* begin *

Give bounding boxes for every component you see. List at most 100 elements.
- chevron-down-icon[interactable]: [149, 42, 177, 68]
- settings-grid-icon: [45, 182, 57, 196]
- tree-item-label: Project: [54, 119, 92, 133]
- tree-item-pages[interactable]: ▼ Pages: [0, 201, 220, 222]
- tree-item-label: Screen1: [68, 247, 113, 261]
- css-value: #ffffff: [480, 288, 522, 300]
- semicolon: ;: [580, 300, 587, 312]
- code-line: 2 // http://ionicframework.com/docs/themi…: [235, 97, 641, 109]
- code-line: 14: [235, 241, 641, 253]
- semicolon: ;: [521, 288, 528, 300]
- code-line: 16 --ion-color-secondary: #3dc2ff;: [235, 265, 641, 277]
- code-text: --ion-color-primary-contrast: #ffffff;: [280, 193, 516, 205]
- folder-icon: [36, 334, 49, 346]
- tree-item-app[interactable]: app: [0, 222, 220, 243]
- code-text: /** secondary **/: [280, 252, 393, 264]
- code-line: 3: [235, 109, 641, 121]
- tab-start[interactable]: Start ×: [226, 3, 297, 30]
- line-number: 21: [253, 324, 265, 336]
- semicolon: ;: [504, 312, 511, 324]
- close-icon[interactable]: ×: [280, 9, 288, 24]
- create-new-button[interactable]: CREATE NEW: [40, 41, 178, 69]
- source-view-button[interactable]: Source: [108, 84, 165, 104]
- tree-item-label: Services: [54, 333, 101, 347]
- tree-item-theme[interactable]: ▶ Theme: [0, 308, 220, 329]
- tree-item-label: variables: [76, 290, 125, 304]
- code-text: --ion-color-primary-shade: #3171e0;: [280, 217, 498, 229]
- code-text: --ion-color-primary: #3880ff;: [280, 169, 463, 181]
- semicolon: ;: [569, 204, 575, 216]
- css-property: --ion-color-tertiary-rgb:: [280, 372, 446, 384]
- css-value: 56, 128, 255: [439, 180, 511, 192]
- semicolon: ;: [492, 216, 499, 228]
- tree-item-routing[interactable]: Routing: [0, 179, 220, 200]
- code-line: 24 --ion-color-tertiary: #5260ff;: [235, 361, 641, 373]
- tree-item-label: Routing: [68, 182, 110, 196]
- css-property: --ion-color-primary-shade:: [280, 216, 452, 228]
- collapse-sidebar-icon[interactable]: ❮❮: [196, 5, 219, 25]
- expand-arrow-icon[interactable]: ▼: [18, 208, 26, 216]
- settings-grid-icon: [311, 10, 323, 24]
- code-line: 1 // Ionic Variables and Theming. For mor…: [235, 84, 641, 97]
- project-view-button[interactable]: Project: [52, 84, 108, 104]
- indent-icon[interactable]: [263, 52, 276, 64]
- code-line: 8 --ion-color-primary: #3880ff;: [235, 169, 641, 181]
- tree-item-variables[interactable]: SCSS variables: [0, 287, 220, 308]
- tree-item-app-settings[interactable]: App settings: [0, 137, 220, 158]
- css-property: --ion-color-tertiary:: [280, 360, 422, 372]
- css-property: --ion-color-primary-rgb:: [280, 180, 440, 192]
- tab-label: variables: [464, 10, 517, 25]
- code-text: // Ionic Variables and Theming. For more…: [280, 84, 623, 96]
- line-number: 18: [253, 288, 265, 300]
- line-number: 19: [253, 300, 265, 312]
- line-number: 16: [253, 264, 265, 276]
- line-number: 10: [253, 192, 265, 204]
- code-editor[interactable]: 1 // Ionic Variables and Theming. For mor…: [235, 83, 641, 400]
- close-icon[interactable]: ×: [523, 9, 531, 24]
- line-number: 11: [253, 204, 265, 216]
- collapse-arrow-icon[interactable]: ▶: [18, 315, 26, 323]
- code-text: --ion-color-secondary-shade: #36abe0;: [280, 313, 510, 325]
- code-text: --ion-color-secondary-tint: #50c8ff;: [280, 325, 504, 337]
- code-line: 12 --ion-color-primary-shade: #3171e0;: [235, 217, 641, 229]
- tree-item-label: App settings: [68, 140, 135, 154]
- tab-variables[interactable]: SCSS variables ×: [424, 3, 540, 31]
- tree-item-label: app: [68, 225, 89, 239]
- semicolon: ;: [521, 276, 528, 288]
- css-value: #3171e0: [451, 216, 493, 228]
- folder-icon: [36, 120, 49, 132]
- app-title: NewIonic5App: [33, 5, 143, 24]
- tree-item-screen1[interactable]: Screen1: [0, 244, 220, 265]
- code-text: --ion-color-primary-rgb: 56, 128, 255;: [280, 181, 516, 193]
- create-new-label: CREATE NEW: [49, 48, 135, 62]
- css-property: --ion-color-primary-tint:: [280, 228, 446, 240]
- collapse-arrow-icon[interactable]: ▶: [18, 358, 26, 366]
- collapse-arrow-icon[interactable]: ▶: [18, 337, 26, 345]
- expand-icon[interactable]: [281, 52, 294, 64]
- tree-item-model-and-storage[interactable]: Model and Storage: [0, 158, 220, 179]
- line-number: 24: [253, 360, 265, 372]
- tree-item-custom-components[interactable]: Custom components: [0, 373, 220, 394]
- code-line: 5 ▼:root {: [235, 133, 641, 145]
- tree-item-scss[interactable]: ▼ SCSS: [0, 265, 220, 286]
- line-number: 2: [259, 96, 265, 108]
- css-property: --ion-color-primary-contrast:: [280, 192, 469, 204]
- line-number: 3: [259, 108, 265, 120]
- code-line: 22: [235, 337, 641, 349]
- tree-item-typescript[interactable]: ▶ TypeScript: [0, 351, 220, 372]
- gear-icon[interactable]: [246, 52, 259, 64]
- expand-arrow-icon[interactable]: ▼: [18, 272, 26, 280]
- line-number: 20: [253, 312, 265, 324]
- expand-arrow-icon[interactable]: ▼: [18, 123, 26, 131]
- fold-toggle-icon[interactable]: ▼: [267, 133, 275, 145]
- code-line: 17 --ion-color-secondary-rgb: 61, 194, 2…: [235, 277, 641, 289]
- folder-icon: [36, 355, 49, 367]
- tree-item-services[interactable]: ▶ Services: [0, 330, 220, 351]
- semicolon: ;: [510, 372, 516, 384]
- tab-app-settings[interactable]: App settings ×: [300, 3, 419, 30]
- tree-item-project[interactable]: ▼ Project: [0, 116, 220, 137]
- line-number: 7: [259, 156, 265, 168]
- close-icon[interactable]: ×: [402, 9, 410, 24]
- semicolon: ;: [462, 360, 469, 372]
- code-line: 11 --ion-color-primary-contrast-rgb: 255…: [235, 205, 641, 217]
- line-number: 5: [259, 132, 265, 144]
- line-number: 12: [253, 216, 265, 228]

* end *

**WHAT THE TASK ASKS**
Reproduce the material above, substituting "separator" for every "semicolon" and leaving everything else the same.

**SOLUTION TO THE EXERCISE**
Give bounding boxes for every component you see. List at most 100 elements.
- chevron-down-icon[interactable]: [149, 42, 177, 68]
- settings-grid-icon: [45, 182, 57, 196]
- tree-item-label: Project: [54, 119, 92, 133]
- tree-item-pages[interactable]: ▼ Pages: [0, 201, 220, 222]
- tree-item-label: Screen1: [68, 247, 113, 261]
- css-value: #ffffff: [480, 288, 522, 300]
- separator: ;: [580, 300, 587, 312]
- code-line: 2 // http://ionicframework.com/docs/themi…: [235, 97, 641, 109]
- code-line: 14: [235, 241, 641, 253]
- separator: ;: [521, 288, 528, 300]
- code-line: 16 --ion-color-secondary: #3dc2ff;: [235, 265, 641, 277]
- code-text: --ion-color-primary-contrast: #ffffff;: [280, 193, 516, 205]
- folder-icon: [36, 334, 49, 346]
- tree-item-app[interactable]: app: [0, 222, 220, 243]
- code-text: /** secondary **/: [280, 252, 393, 264]
- code-line: 3: [235, 109, 641, 121]
- tab-start[interactable]: Start ×: [226, 3, 297, 30]
- line-number: 21: [253, 324, 265, 336]
- separator: ;: [504, 312, 511, 324]
- close-icon[interactable]: ×: [280, 9, 288, 24]
- create-new-button[interactable]: CREATE NEW: [40, 41, 178, 69]
- source-view-button[interactable]: Source: [108, 84, 165, 104]
- tree-item-label: Services: [54, 333, 101, 347]
- tree-item-theme[interactable]: ▶ Theme: [0, 308, 220, 329]
- tree-item-label: variables: [76, 290, 125, 304]
- code-text: --ion-color-primary-shade: #3171e0;: [280, 217, 498, 229]
- code-text: --ion-color-primary: #3880ff;: [280, 169, 463, 181]
- separator: ;: [569, 204, 575, 216]
- css-property: --ion-color-tertiary-rgb:: [280, 372, 446, 384]
- css-value: 56, 128, 255: [439, 180, 511, 192]
- separator: ;: [492, 216, 499, 228]
- tree-item-routing[interactable]: Routing: [0, 179, 220, 200]
- code-line: 24 --ion-color-tertiary: #5260ff;: [235, 361, 641, 373]
- tree-item-label: Routing: [68, 182, 110, 196]
- css-property: --ion-color-primary-shade:: [280, 216, 452, 228]
- collapse-sidebar-icon[interactable]: ❮❮: [196, 5, 219, 25]
- expand-arrow-icon[interactable]: ▼: [18, 208, 26, 216]
- settings-grid-icon: [311, 10, 323, 24]
- code-line: 1 // Ionic Variables and Theming. For mor…: [235, 84, 641, 97]
- project-view-button[interactable]: Project: [52, 84, 108, 104]
- indent-icon[interactable]: [263, 52, 276, 64]
- code-line: 8 --ion-color-primary: #3880ff;: [235, 169, 641, 181]
- tree-item-variables[interactable]: SCSS variables: [0, 287, 220, 308]
- tree-item-app-settings[interactable]: App settings: [0, 137, 220, 158]
- css-property: --ion-color-tertiary:: [280, 360, 422, 372]
- css-property: --ion-color-primary-rgb:: [280, 180, 440, 192]
- tab-label: variables: [464, 10, 517, 25]
- code-text: // Ionic Variables and Theming. For more…: [280, 84, 623, 96]
- line-number: 18: [253, 288, 265, 300]
- line-number: 19: [253, 300, 265, 312]
- line-number: 16: [253, 264, 265, 276]
- line-number: 10: [253, 192, 265, 204]
- code-editor[interactable]: 1 // Ionic Variables and Theming. For mor…: [235, 83, 641, 400]
- close-icon[interactable]: ×: [523, 9, 531, 24]
- line-number: 11: [253, 204, 265, 216]
- collapse-arrow-icon[interactable]: ▶: [18, 315, 26, 323]
- code-text: --ion-color-secondary-shade: #36abe0;: [280, 313, 510, 325]
- code-text: --ion-color-secondary-tint: #50c8ff;: [280, 325, 504, 337]
- code-line: 12 --ion-color-primary-shade: #3171e0;: [235, 217, 641, 229]
- tree-item-label: App settings: [68, 140, 135, 154]
- tab-variables[interactable]: SCSS variables ×: [424, 3, 540, 31]
- tree-item-label: app: [68, 225, 89, 239]
- separator: ;: [521, 276, 528, 288]
- css-value: #3171e0: [451, 216, 493, 228]
- folder-icon: [36, 120, 49, 132]
- app-title: NewIonic5App: [33, 5, 143, 24]
- tree-item-screen1[interactable]: Screen1: [0, 244, 220, 265]
- code-text: --ion-color-primary-rgb: 56, 128, 255;: [280, 181, 516, 193]
- create-new-label: CREATE NEW: [49, 48, 135, 62]
- css-property: --ion-color-primary-tint:: [280, 228, 446, 240]
- collapse-arrow-icon[interactable]: ▶: [18, 358, 26, 366]
- collapse-arrow-icon[interactable]: ▶: [18, 337, 26, 345]
- expand-icon[interactable]: [281, 52, 294, 64]
- tree-item-model-and-storage[interactable]: Model and Storage: [0, 158, 220, 179]
- line-number: 24: [253, 360, 265, 372]
- tree-item-custom-components[interactable]: Custom components: [0, 373, 220, 394]
- code-line: 5 ▼:root {: [235, 133, 641, 145]
- tree-item-scss[interactable]: ▼ SCSS: [0, 265, 220, 286]
- line-number: 2: [259, 96, 265, 108]
- css-property: --ion-color-primary-contrast:: [280, 192, 469, 204]
- line-number: 3: [259, 108, 265, 120]
- code-line: 22: [235, 337, 641, 349]
- tree-item-typescript[interactable]: ▶ TypeScript: [0, 351, 220, 372]
- gear-icon[interactable]: [246, 52, 259, 64]
- expand-arrow-icon[interactable]: ▼: [18, 272, 26, 280]
- line-number: 20: [253, 312, 265, 324]
- expand-arrow-icon[interactable]: ▼: [18, 123, 26, 131]
- fold-toggle-icon[interactable]: ▼: [267, 133, 275, 145]
- code-line: 17 --ion-color-secondary-rgb: 61, 194, 2…: [235, 277, 641, 289]
- folder-icon: [36, 355, 49, 367]
- tree-item-services[interactable]: ▶ Services: [0, 330, 220, 351]
- separator: ;: [510, 372, 516, 384]
- tab-app-settings[interactable]: App settings ×: [300, 3, 419, 30]
- tree-item-project[interactable]: ▼ Project: [0, 116, 220, 137]
- line-number: 7: [259, 156, 265, 168]
- close-icon[interactable]: ×: [402, 9, 410, 24]
- separator: ;: [462, 360, 469, 372]
- code-line: 11 --ion-color-primary-contrast-rgb: 255…: [235, 205, 641, 217]
- line-number: 5: [259, 132, 265, 144]
- line-number: 12: [253, 216, 265, 228]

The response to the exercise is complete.